## THE PROBLEM
Your task is to tally the lines of the listing containing the word "name" and report the figure alone.

## Figure dataset records

──────────

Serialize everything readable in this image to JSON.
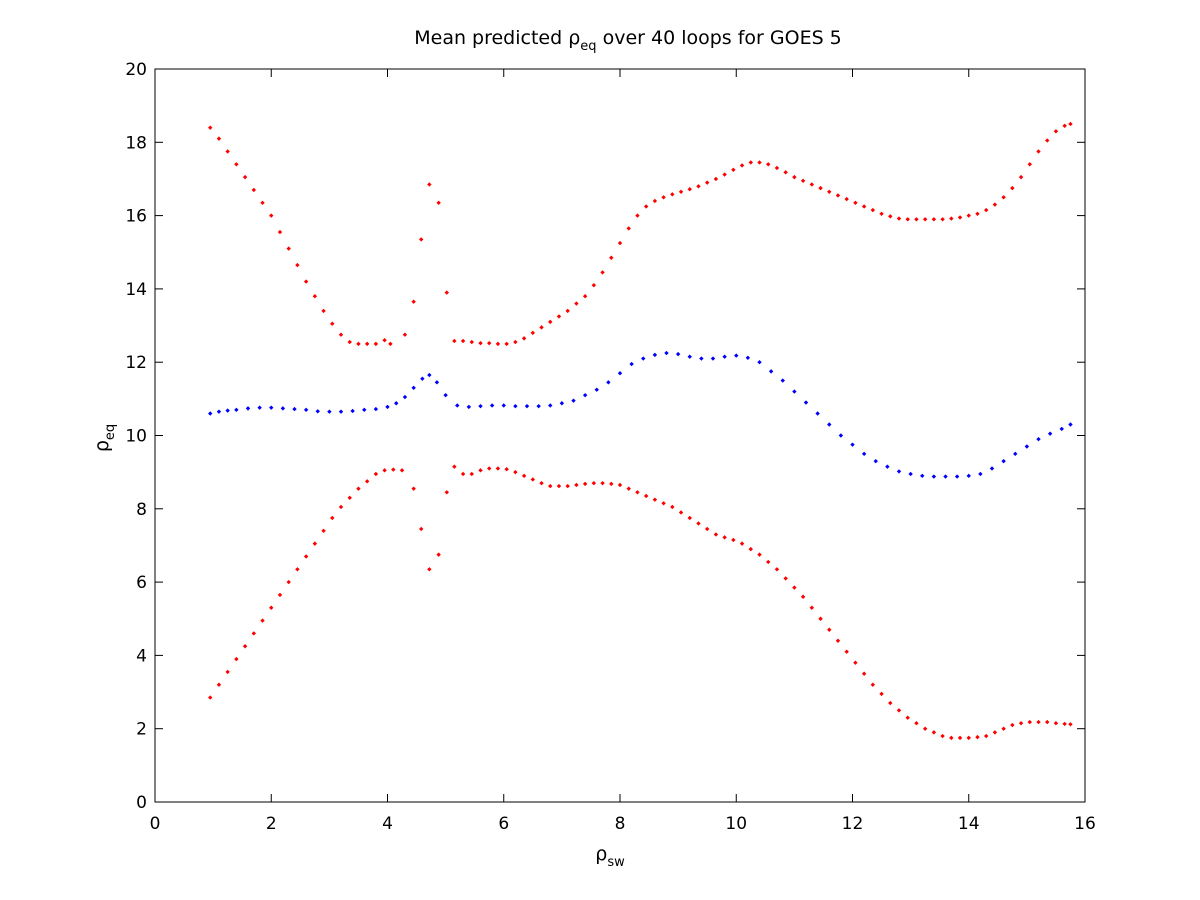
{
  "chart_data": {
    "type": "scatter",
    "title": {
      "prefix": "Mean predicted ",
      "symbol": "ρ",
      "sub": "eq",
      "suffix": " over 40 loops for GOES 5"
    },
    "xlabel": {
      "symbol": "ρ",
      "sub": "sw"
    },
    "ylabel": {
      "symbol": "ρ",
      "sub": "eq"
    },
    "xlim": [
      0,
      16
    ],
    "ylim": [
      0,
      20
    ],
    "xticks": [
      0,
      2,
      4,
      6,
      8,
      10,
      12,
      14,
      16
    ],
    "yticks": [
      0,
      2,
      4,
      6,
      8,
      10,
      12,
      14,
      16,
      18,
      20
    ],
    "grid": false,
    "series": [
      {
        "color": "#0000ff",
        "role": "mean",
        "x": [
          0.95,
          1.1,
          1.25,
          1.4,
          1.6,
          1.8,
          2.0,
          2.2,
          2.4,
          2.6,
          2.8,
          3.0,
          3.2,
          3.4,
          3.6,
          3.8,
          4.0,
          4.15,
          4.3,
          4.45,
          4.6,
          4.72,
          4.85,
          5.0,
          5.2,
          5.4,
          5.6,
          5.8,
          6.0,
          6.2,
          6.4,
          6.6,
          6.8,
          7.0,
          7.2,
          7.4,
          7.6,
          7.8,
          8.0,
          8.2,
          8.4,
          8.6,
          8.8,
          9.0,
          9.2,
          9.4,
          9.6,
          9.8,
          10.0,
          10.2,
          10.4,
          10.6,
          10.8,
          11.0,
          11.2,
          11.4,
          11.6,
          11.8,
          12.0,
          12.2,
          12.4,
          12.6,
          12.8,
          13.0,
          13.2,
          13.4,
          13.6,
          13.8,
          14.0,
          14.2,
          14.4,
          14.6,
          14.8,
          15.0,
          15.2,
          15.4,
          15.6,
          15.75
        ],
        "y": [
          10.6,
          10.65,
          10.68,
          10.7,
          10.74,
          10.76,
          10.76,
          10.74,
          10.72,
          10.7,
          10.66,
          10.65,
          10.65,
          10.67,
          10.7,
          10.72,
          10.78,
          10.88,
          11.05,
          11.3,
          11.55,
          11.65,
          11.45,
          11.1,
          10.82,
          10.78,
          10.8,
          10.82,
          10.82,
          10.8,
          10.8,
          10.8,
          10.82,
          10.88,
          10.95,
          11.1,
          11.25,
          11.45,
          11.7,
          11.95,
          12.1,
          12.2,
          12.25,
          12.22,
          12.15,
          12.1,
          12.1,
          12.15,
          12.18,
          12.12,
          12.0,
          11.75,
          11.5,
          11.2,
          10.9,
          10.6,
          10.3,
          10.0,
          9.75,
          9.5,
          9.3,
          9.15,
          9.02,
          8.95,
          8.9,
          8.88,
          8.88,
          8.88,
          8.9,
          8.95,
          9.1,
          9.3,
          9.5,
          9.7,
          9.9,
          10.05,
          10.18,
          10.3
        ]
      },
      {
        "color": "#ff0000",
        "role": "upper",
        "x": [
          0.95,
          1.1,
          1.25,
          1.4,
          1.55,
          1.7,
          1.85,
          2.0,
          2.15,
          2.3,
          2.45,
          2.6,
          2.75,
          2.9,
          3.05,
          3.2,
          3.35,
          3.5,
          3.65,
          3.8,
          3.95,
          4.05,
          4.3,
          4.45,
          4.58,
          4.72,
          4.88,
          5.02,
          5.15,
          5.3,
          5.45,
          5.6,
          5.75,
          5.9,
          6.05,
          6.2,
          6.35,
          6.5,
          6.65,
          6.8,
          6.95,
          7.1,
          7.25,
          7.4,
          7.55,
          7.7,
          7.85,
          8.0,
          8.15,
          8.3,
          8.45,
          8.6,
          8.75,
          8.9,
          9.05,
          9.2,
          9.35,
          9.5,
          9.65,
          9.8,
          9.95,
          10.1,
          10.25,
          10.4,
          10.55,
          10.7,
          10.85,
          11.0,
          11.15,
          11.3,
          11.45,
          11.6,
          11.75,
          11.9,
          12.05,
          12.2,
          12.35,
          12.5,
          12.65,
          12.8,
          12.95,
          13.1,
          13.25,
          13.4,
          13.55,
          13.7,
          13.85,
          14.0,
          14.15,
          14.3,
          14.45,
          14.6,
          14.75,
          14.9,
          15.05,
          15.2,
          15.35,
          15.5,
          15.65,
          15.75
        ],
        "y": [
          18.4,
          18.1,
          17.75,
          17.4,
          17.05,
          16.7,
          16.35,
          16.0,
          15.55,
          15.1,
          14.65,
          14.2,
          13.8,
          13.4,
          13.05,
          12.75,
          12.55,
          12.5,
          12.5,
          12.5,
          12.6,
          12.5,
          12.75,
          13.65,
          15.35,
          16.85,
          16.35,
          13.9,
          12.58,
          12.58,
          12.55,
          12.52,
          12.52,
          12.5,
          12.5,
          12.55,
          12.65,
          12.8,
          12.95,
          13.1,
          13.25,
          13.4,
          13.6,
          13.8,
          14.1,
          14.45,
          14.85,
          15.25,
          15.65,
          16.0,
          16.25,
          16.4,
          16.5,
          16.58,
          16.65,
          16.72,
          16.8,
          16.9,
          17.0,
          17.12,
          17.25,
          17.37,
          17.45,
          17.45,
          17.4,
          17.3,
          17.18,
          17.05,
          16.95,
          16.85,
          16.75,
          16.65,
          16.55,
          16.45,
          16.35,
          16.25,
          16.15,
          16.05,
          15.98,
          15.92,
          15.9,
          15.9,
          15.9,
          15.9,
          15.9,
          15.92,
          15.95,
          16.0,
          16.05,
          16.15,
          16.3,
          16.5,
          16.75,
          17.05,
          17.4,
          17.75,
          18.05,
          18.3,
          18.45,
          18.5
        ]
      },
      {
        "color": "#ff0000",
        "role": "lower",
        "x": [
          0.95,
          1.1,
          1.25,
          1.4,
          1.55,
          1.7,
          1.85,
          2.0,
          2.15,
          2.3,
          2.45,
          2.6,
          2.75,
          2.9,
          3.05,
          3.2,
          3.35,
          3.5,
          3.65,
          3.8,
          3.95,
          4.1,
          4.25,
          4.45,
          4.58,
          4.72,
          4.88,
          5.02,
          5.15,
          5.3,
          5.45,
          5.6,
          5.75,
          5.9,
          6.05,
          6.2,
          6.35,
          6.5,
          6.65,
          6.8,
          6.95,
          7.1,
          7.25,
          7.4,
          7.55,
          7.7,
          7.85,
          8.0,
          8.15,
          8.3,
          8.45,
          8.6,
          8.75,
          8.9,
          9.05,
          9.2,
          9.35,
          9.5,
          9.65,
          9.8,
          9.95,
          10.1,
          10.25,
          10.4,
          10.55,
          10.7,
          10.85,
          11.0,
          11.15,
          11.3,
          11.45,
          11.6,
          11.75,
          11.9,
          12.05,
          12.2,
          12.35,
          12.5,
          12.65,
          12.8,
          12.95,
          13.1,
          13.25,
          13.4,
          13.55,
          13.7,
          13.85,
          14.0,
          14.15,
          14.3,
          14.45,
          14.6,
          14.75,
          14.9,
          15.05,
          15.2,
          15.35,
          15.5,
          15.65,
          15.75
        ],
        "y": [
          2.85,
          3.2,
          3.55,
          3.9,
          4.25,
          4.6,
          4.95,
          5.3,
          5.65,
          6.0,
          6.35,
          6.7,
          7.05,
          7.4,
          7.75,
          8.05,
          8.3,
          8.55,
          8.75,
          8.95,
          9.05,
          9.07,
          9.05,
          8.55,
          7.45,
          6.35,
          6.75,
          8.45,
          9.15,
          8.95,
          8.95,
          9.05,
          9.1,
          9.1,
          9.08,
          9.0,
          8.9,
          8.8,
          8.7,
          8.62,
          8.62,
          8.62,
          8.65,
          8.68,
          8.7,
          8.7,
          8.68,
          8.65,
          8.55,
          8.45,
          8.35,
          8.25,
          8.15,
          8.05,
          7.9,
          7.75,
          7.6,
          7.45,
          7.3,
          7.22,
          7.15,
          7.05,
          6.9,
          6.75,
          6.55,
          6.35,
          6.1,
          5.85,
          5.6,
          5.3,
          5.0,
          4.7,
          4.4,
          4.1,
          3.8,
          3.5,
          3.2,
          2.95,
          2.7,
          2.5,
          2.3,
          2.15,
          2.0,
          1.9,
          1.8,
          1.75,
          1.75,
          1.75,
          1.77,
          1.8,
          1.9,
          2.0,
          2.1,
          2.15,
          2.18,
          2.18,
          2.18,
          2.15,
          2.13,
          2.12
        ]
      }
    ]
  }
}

──────────

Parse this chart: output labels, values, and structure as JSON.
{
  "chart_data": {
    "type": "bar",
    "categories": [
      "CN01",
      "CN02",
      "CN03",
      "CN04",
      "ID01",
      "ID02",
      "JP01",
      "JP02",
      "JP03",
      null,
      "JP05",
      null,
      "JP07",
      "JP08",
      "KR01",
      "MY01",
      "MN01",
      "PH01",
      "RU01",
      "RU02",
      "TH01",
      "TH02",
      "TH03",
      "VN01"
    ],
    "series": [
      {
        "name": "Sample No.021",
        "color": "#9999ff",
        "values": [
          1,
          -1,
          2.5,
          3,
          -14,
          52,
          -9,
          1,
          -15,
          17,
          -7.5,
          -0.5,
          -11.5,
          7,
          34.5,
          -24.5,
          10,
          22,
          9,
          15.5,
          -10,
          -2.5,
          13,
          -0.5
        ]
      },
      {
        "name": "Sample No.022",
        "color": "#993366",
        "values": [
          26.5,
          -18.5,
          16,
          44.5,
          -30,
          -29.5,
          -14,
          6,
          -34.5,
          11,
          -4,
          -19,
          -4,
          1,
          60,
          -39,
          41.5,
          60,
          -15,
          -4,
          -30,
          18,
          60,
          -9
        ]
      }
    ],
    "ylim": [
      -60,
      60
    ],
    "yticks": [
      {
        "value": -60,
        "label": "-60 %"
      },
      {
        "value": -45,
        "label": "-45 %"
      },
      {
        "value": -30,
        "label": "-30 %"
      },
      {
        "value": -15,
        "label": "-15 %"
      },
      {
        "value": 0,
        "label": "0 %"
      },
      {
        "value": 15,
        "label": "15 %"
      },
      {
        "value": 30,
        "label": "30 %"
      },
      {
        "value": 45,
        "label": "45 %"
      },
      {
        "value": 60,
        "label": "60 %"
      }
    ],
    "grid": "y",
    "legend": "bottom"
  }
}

──────────

## WORKED ANSWER
2